Repeat exactly each line of the data provided below.

[Data entries]
━━━━━━
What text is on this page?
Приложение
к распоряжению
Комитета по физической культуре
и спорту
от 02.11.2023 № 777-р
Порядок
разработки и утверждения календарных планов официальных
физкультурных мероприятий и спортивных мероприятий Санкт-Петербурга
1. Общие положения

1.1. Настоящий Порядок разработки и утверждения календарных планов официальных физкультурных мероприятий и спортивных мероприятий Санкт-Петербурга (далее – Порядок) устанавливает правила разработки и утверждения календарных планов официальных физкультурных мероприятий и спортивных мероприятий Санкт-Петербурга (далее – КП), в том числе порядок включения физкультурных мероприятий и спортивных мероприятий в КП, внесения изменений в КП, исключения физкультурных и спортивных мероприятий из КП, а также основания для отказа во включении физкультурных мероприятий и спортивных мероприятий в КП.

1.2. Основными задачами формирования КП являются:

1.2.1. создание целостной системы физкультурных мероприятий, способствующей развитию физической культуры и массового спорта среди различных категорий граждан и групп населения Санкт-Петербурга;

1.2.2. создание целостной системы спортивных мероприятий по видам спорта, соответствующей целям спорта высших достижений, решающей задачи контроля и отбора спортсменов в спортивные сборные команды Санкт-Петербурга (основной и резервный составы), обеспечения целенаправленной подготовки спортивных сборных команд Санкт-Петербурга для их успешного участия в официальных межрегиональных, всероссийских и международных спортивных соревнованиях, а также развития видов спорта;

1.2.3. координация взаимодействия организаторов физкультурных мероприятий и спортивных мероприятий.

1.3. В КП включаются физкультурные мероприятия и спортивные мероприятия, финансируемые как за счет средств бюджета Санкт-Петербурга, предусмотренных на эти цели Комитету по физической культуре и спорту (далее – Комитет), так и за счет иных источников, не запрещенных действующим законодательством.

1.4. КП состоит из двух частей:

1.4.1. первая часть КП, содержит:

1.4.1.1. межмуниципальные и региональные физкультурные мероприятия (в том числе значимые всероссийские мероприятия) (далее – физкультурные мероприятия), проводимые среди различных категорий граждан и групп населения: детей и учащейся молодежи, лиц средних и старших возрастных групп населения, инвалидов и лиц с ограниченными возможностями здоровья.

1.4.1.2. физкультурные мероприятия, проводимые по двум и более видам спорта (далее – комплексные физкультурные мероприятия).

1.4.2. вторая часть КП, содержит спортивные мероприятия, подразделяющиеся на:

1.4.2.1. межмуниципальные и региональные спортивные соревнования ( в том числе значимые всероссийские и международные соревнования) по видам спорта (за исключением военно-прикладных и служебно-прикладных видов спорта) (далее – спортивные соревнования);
━━━━━━
- [COMPLETE OUTPUT]:
What text is on this page?
Приложение
к распоряжению
Комитета по физической культуре
и спорту
от 02.11.2023 № 777-р
Порядок
разработки и утверждения календарных планов официальных
физкультурных мероприятий и спортивных мероприятий Санкт-Петербурга
1. Общие положения

1.1. Настоящий Порядок разработки и утверждения календарных планов официальных физкультурных мероприятий и спортивных мероприятий Санкт-Петербурга (далее – Порядок) устанавливает правила разработки и утверждения календарных планов официальных физкультурных мероприятий и спортивных мероприятий Санкт-Петербурга (далее – КП), в том числе порядок включения физкультурных мероприятий и спортивных мероприятий в КП, внесения изменений в КП, исключения физкультурных и спортивных мероприятий из КП, а также основания для отказа во включении физкультурных мероприятий и спортивных мероприятий в КП.

1.2. Основными задачами формирования КП являются:

1.2.1. создание целостной системы физкультурных мероприятий, способствующей развитию физической культуры и массового спорта среди различных категорий граждан и групп населения Санкт-Петербурга;

1.2.2. создание целостной системы спортивных мероприятий по видам спорта, соответствующей целям спорта высших достижений, решающей задачи контроля и отбора спортсменов в спортивные сборные команды Санкт-Петербурга (основной и резервный составы), обеспечения целенаправленной подготовки спортивных сборных команд Санкт-Петербурга для их успешного участия в официальных межрегиональных, всероссийских и международных спортивных соревнованиях, а также развития видов спорта;

1.2.3. координация взаимодействия организаторов физкультурных мероприятий и спортивных мероприятий.

1.3. В КП включаются физкультурные мероприятия и спортивные мероприятия, финансируемые как за счет средств бюджета Санкт-Петербурга, предусмотренных на эти цели Комитету по физической культуре и спорту (далее – Комитет), так и за счет иных источников, не запрещенных действующим законодательством.

1.4. КП состоит из двух частей:

1.4.1. первая часть КП, содержит:

1.4.1.1. межмуниципальные и региональные физкультурные мероприятия (в том числе значимые всероссийские мероприятия) (далее – физкультурные мероприятия), проводимые среди различных категорий граждан и групп населения: детей и учащейся молодежи, лиц средних и старших возрастных групп населения, инвалидов и лиц с ограниченными возможностями здоровья.

1.4.1.2. физкультурные мероприятия, проводимые по двум и более видам спорта (далее – комплексные физкультурные мероприятия).

1.4.2. вторая часть КП, содержит спортивные мероприятия, подразделяющиеся на:

1.4.2.1. межмуниципальные и региональные спортивные соревнования ( в том числе значимые всероссийские и международные соревнования) по видам спорта (за исключением военно-прикладных и служебно-прикладных видов спорта) (далее – спортивные соревнования);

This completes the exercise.